─── Entries shown
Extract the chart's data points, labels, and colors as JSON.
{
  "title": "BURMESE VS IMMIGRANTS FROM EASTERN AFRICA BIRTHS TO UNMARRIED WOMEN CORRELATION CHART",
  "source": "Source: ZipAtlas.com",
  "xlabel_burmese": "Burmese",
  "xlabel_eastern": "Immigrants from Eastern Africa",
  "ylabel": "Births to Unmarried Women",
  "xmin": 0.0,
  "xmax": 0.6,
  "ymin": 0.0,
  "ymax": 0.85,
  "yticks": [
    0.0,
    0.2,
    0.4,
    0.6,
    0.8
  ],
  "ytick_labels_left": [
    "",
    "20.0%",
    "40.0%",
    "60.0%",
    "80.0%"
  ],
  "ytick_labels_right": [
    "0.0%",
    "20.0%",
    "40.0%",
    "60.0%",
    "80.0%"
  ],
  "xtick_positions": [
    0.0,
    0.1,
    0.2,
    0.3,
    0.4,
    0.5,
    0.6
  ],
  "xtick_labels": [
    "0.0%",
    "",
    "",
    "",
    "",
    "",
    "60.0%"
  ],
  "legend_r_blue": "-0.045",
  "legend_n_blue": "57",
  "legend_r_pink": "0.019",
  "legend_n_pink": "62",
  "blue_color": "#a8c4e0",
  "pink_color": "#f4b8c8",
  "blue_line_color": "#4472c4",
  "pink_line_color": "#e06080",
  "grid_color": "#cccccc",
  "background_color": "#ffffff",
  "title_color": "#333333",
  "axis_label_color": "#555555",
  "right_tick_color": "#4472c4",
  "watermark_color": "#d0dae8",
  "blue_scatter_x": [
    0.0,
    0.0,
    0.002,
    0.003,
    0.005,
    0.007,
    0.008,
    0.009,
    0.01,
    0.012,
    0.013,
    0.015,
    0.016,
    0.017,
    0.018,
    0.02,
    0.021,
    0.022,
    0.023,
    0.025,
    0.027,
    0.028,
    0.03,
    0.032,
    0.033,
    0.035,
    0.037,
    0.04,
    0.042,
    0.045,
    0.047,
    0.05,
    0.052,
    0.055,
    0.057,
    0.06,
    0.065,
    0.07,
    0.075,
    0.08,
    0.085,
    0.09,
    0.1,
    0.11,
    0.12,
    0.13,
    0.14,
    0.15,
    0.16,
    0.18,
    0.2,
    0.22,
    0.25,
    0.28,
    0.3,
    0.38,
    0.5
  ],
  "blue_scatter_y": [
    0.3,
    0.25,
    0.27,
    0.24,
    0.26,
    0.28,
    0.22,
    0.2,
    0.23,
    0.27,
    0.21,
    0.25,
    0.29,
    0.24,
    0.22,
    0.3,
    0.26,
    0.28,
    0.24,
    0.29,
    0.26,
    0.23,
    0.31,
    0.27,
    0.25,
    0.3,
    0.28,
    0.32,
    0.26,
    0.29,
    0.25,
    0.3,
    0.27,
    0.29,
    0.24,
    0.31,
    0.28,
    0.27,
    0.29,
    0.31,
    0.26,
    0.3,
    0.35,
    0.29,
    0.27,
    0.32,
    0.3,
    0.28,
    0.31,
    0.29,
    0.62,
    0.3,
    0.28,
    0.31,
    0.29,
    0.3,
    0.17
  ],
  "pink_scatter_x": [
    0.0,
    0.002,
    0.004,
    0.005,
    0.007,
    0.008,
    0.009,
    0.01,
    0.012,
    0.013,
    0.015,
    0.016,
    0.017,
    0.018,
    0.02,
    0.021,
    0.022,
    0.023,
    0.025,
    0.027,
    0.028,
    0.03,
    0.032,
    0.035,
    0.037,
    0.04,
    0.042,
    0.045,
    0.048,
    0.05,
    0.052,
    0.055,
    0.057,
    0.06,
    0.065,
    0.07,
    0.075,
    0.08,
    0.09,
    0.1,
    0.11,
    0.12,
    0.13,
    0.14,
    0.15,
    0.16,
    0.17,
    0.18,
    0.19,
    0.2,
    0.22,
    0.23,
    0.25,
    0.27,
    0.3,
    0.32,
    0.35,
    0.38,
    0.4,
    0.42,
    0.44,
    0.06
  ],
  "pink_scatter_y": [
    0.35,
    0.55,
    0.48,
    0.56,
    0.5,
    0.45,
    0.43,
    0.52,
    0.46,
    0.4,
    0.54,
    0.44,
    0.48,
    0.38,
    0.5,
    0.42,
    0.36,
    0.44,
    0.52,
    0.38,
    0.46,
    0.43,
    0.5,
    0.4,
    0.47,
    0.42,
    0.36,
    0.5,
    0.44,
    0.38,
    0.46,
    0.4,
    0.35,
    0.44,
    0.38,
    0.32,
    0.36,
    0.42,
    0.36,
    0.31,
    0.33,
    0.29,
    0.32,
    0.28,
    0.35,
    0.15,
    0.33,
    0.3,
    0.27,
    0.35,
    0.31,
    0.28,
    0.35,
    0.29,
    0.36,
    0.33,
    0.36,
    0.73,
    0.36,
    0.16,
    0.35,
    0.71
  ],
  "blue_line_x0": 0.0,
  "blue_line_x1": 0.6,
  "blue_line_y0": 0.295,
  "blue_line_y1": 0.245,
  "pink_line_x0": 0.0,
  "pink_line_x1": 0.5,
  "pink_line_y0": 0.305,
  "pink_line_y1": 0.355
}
──────
The request: Type out all of the material again, word for word.

Expected answer:
Extract the chart's data points, labels, and colors as JSON.
{
  "title": "BURMESE VS IMMIGRANTS FROM EASTERN AFRICA BIRTHS TO UNMARRIED WOMEN CORRELATION CHART",
  "source": "Source: ZipAtlas.com",
  "xlabel_burmese": "Burmese",
  "xlabel_eastern": "Immigrants from Eastern Africa",
  "ylabel": "Births to Unmarried Women",
  "xmin": 0.0,
  "xmax": 0.6,
  "ymin": 0.0,
  "ymax": 0.85,
  "yticks": [
    0.0,
    0.2,
    0.4,
    0.6,
    0.8
  ],
  "ytick_labels_left": [
    "",
    "20.0%",
    "40.0%",
    "60.0%",
    "80.0%"
  ],
  "ytick_labels_right": [
    "0.0%",
    "20.0%",
    "40.0%",
    "60.0%",
    "80.0%"
  ],
  "xtick_positions": [
    0.0,
    0.1,
    0.2,
    0.3,
    0.4,
    0.5,
    0.6
  ],
  "xtick_labels": [
    "0.0%",
    "",
    "",
    "",
    "",
    "",
    "60.0%"
  ],
  "legend_r_blue": "-0.045",
  "legend_n_blue": "57",
  "legend_r_pink": "0.019",
  "legend_n_pink": "62",
  "blue_color": "#a8c4e0",
  "pink_color": "#f4b8c8",
  "blue_line_color": "#4472c4",
  "pink_line_color": "#e06080",
  "grid_color": "#cccccc",
  "background_color": "#ffffff",
  "title_color": "#333333",
  "axis_label_color": "#555555",
  "right_tick_color": "#4472c4",
  "watermark_color": "#d0dae8",
  "blue_scatter_x": [
    0.0,
    0.0,
    0.002,
    0.003,
    0.005,
    0.007,
    0.008,
    0.009,
    0.01,
    0.012,
    0.013,
    0.015,
    0.016,
    0.017,
    0.018,
    0.02,
    0.021,
    0.022,
    0.023,
    0.025,
    0.027,
    0.028,
    0.03,
    0.032,
    0.033,
    0.035,
    0.037,
    0.04,
    0.042,
    0.045,
    0.047,
    0.05,
    0.052,
    0.055,
    0.057,
    0.06,
    0.065,
    0.07,
    0.075,
    0.08,
    0.085,
    0.09,
    0.1,
    0.11,
    0.12,
    0.13,
    0.14,
    0.15,
    0.16,
    0.18,
    0.2,
    0.22,
    0.25,
    0.28,
    0.3,
    0.38,
    0.5
  ],
  "blue_scatter_y": [
    0.3,
    0.25,
    0.27,
    0.24,
    0.26,
    0.28,
    0.22,
    0.2,
    0.23,
    0.27,
    0.21,
    0.25,
    0.29,
    0.24,
    0.22,
    0.3,
    0.26,
    0.28,
    0.24,
    0.29,
    0.26,
    0.23,
    0.31,
    0.27,
    0.25,
    0.3,
    0.28,
    0.32,
    0.26,
    0.29,
    0.25,
    0.3,
    0.27,
    0.29,
    0.24,
    0.31,
    0.28,
    0.27,
    0.29,
    0.31,
    0.26,
    0.3,
    0.35,
    0.29,
    0.27,
    0.32,
    0.3,
    0.28,
    0.31,
    0.29,
    0.62,
    0.3,
    0.28,
    0.31,
    0.29,
    0.3,
    0.17
  ],
  "pink_scatter_x": [
    0.0,
    0.002,
    0.004,
    0.005,
    0.007,
    0.008,
    0.009,
    0.01,
    0.012,
    0.013,
    0.015,
    0.016,
    0.017,
    0.018,
    0.02,
    0.021,
    0.022,
    0.023,
    0.025,
    0.027,
    0.028,
    0.03,
    0.032,
    0.035,
    0.037,
    0.04,
    0.042,
    0.045,
    0.048,
    0.05,
    0.052,
    0.055,
    0.057,
    0.06,
    0.065,
    0.07,
    0.075,
    0.08,
    0.09,
    0.1,
    0.11,
    0.12,
    0.13,
    0.14,
    0.15,
    0.16,
    0.17,
    0.18,
    0.19,
    0.2,
    0.22,
    0.23,
    0.25,
    0.27,
    0.3,
    0.32,
    0.35,
    0.38,
    0.4,
    0.42,
    0.44,
    0.06
  ],
  "pink_scatter_y": [
    0.35,
    0.55,
    0.48,
    0.56,
    0.5,
    0.45,
    0.43,
    0.52,
    0.46,
    0.4,
    0.54,
    0.44,
    0.48,
    0.38,
    0.5,
    0.42,
    0.36,
    0.44,
    0.52,
    0.38,
    0.46,
    0.43,
    0.5,
    0.4,
    0.47,
    0.42,
    0.36,
    0.5,
    0.44,
    0.38,
    0.46,
    0.4,
    0.35,
    0.44,
    0.38,
    0.32,
    0.36,
    0.42,
    0.36,
    0.31,
    0.33,
    0.29,
    0.32,
    0.28,
    0.35,
    0.15,
    0.33,
    0.3,
    0.27,
    0.35,
    0.31,
    0.28,
    0.35,
    0.29,
    0.36,
    0.33,
    0.36,
    0.73,
    0.36,
    0.16,
    0.35,
    0.71
  ],
  "blue_line_x0": 0.0,
  "blue_line_x1": 0.6,
  "blue_line_y0": 0.295,
  "blue_line_y1": 0.245,
  "pink_line_x0": 0.0,
  "pink_line_x1": 0.5,
  "pink_line_y0": 0.305,
  "pink_line_y1": 0.355
}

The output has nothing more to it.